Start of DATASET RECORDS

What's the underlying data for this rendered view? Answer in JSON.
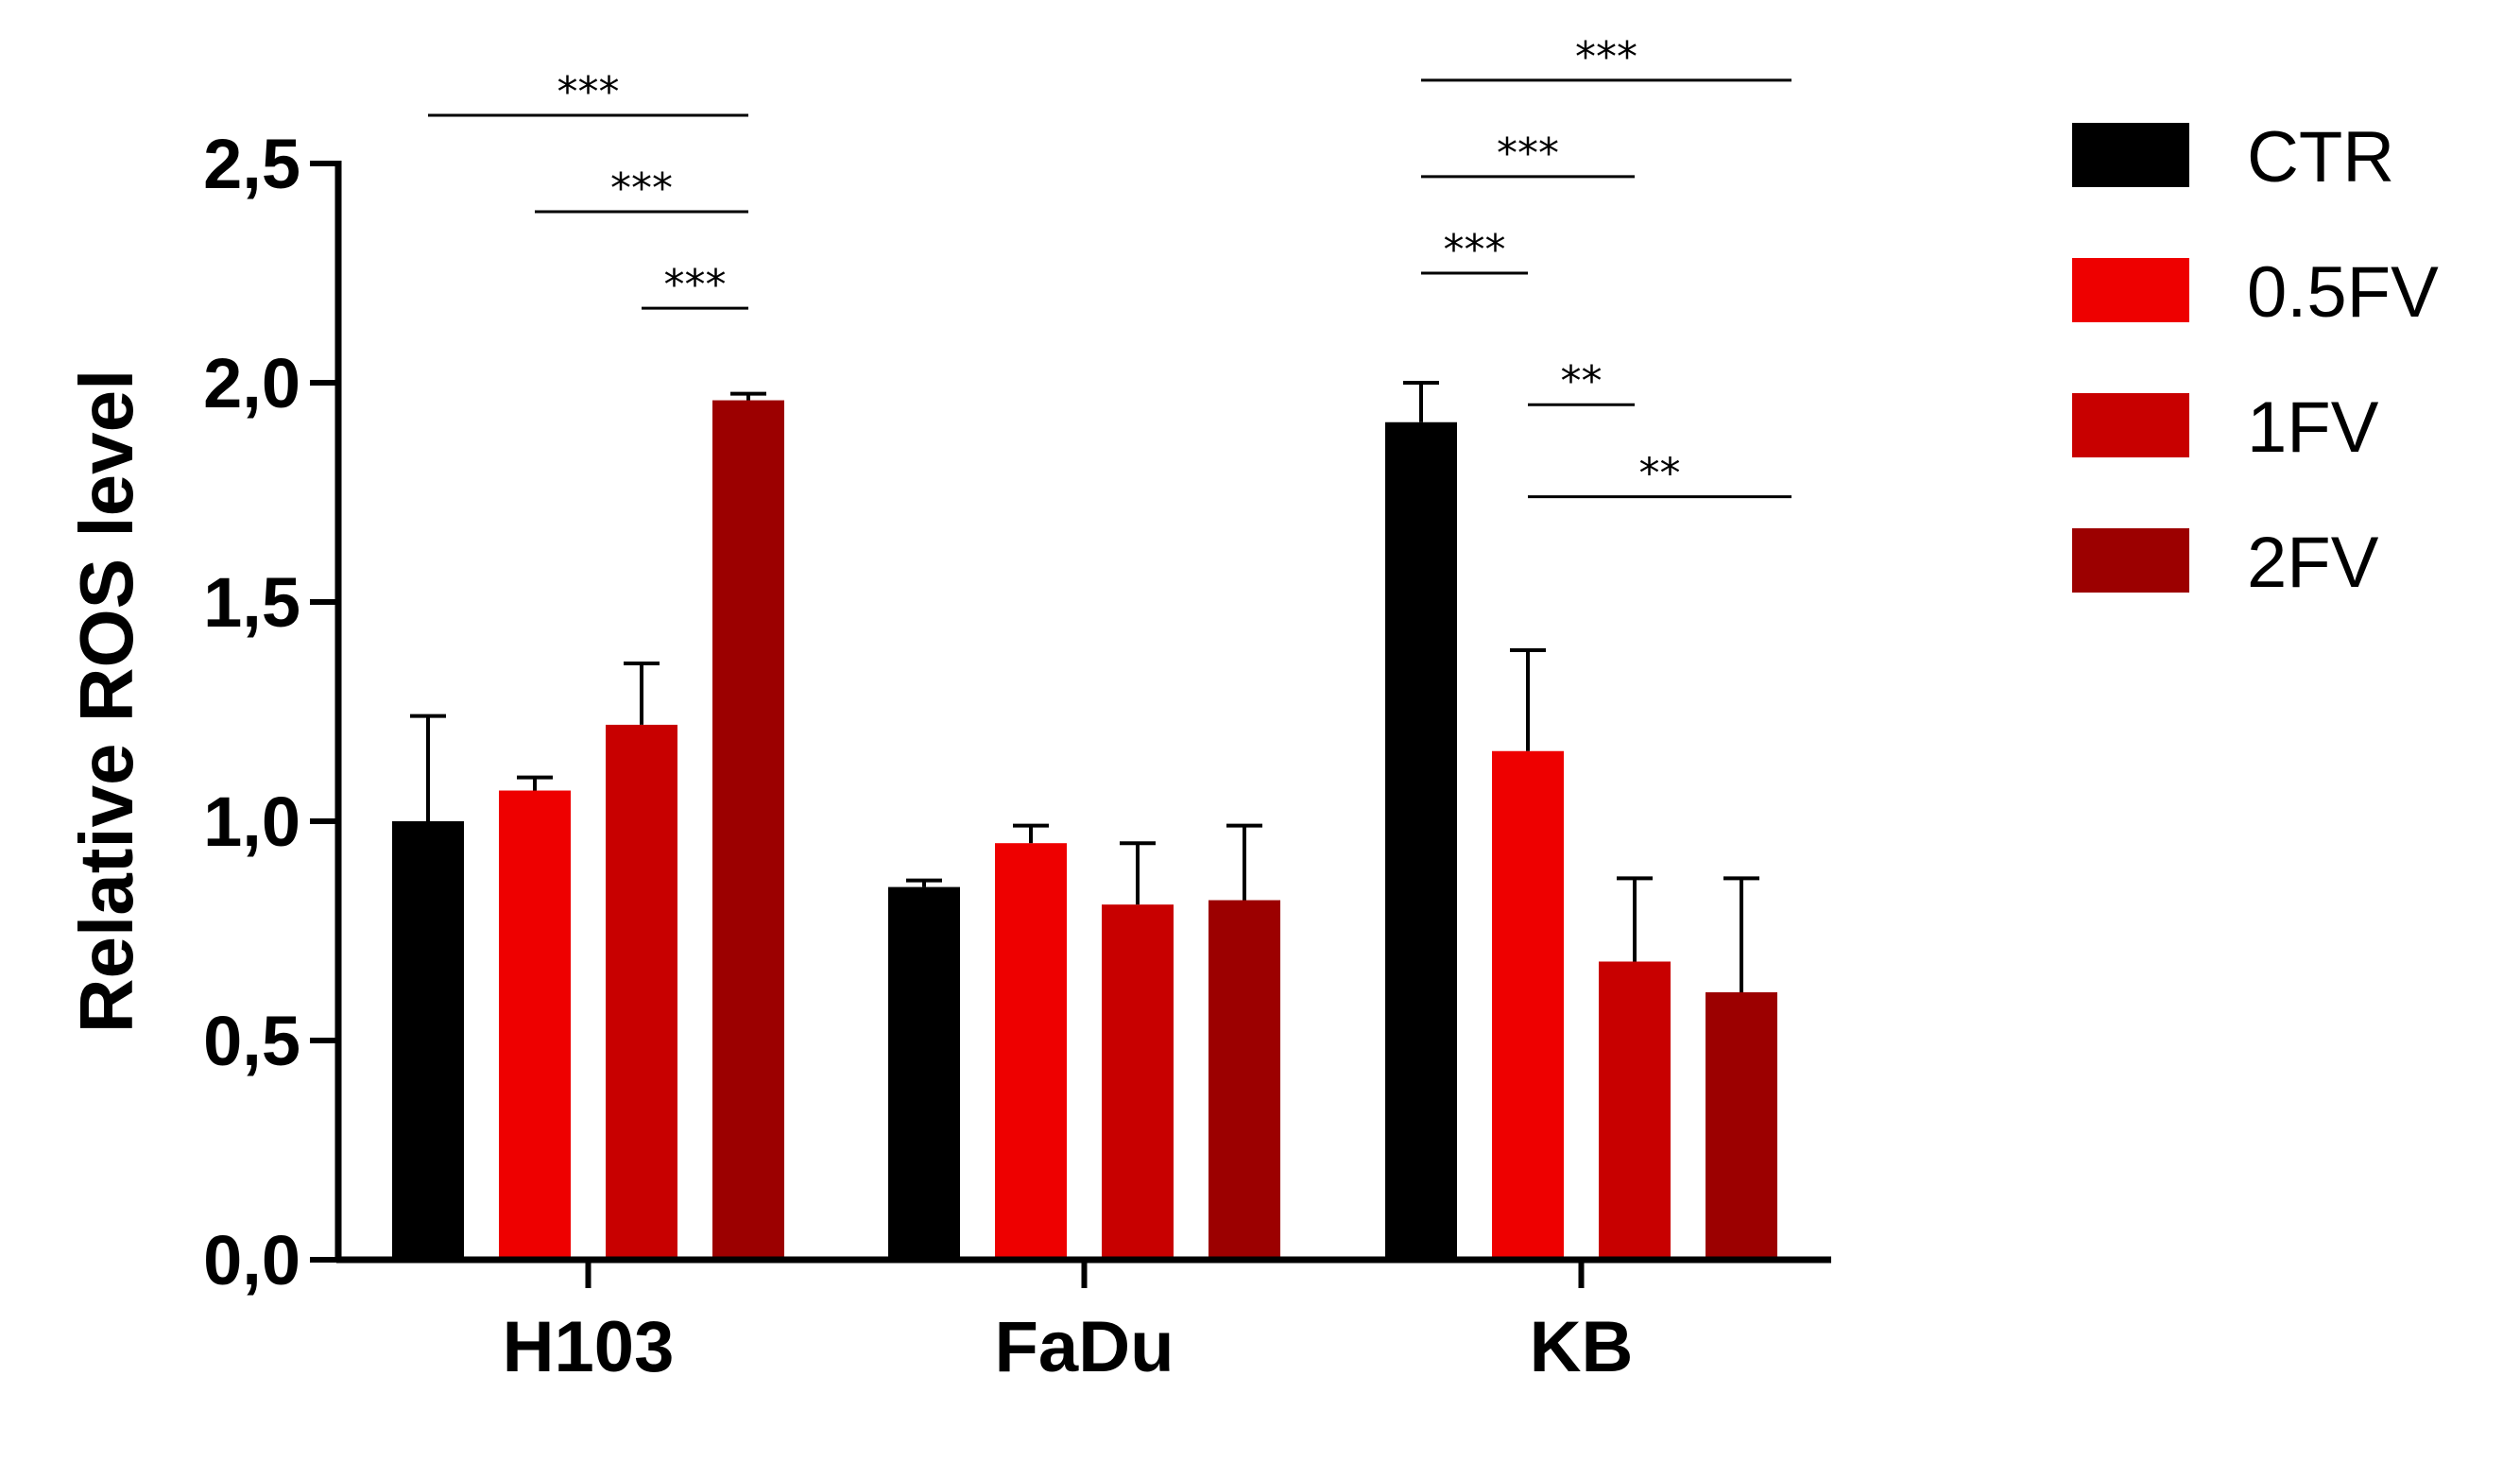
{
  "chart_data": {
    "type": "bar",
    "title": "",
    "xlabel": "",
    "ylabel": "Relative ROS level",
    "ylim": [
      0,
      2.5
    ],
    "yticks": [
      {
        "value": 0.0,
        "label": "0,0"
      },
      {
        "value": 0.5,
        "label": "0,5"
      },
      {
        "value": 1.0,
        "label": "1,0"
      },
      {
        "value": 1.5,
        "label": "1,5"
      },
      {
        "value": 2.0,
        "label": "2,0"
      },
      {
        "value": 2.5,
        "label": "2,5"
      }
    ],
    "categories": [
      "H103",
      "FaDu",
      "KB"
    ],
    "series": [
      {
        "name": "CTR",
        "color": "#000000",
        "values": [
          1.0,
          0.85,
          1.91
        ],
        "errors": [
          0.24,
          0.015,
          0.09
        ]
      },
      {
        "name": "0.5FV",
        "color": "#ee0000",
        "values": [
          1.07,
          0.95,
          1.16
        ],
        "errors": [
          0.03,
          0.04,
          0.23
        ]
      },
      {
        "name": "1FV",
        "color": "#c80000",
        "values": [
          1.22,
          0.81,
          0.68
        ],
        "errors": [
          0.14,
          0.14,
          0.19
        ]
      },
      {
        "name": "2FV",
        "color": "#9c0000",
        "values": [
          1.96,
          0.82,
          0.61
        ],
        "errors": [
          0.015,
          0.17,
          0.26
        ]
      }
    ],
    "grid": false,
    "legend_position": "top-right",
    "significance": [
      {
        "category": 0,
        "from_series": 0,
        "to_series": 3,
        "label": "***",
        "level": 2.61
      },
      {
        "category": 0,
        "from_series": 1,
        "to_series": 3,
        "label": "***",
        "level": 2.39
      },
      {
        "category": 0,
        "from_series": 2,
        "to_series": 3,
        "label": "***",
        "level": 2.17
      },
      {
        "category": 2,
        "from_series": 0,
        "to_series": 3,
        "label": "***",
        "level": 2.69
      },
      {
        "category": 2,
        "from_series": 0,
        "to_series": 2,
        "label": "***",
        "level": 2.47
      },
      {
        "category": 2,
        "from_series": 0,
        "to_series": 1,
        "label": "***",
        "level": 2.25
      },
      {
        "category": 2,
        "from_series": 1,
        "to_series": 2,
        "label": "**",
        "level": 1.95
      },
      {
        "category": 2,
        "from_series": 1,
        "to_series": 3,
        "label": "**",
        "level": 1.74
      }
    ]
  }
}
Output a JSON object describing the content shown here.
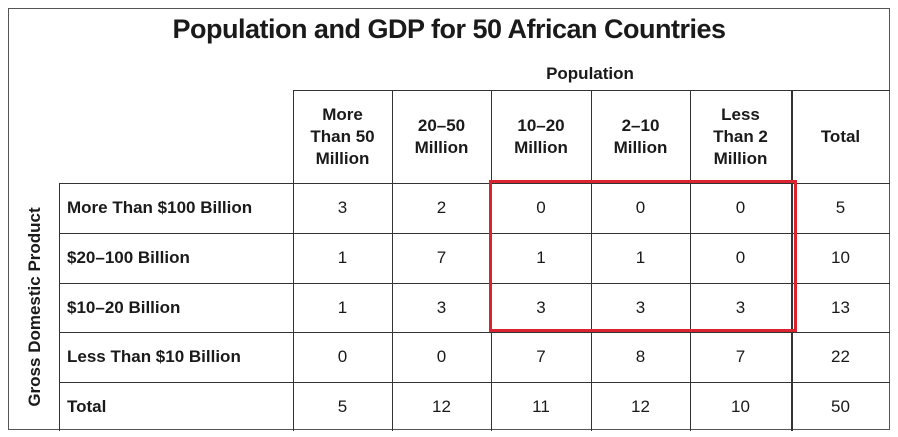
{
  "title": "Population and GDP for 50 African Countries",
  "population_label": "Population",
  "gdp_label": "Gross Domestic Product",
  "highlight_color": "#d9232e",
  "columns": [
    [
      "More",
      "Than 50",
      "Million"
    ],
    [
      "20–50",
      "Million"
    ],
    [
      "10–20",
      "Million"
    ],
    [
      "2–10",
      "Million"
    ],
    [
      "Less",
      "Than 2",
      "Million"
    ],
    [
      "Total"
    ]
  ],
  "rows": [
    {
      "label": "More Than $100 Billion",
      "values": [
        "3",
        "2",
        "0",
        "0",
        "0",
        "5"
      ]
    },
    {
      "label": "$20–100 Billion",
      "values": [
        "1",
        "7",
        "1",
        "1",
        "0",
        "10"
      ]
    },
    {
      "label": "$10–20 Billion",
      "values": [
        "1",
        "3",
        "3",
        "3",
        "3",
        "13"
      ]
    },
    {
      "label": "Less Than $10 Billion",
      "values": [
        "0",
        "0",
        "7",
        "8",
        "7",
        "22"
      ]
    },
    {
      "label": "Total",
      "values": [
        "5",
        "12",
        "11",
        "12",
        "10",
        "50"
      ]
    }
  ]
}
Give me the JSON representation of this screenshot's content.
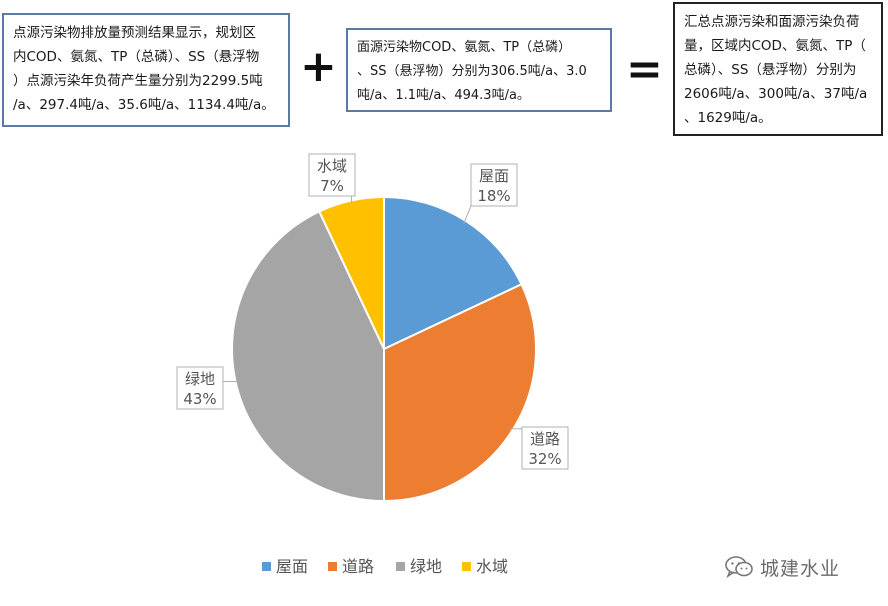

End of DATASET RECORDS

PROBLEM DESCRIPTION :: Find "Than". Copy every line it occurs in.

RESPONSE BELOW ::
      "Than 50",
      "Than 2",
      "label": "More Than $100 Billion",
      "label": "Less Than $10 Billion",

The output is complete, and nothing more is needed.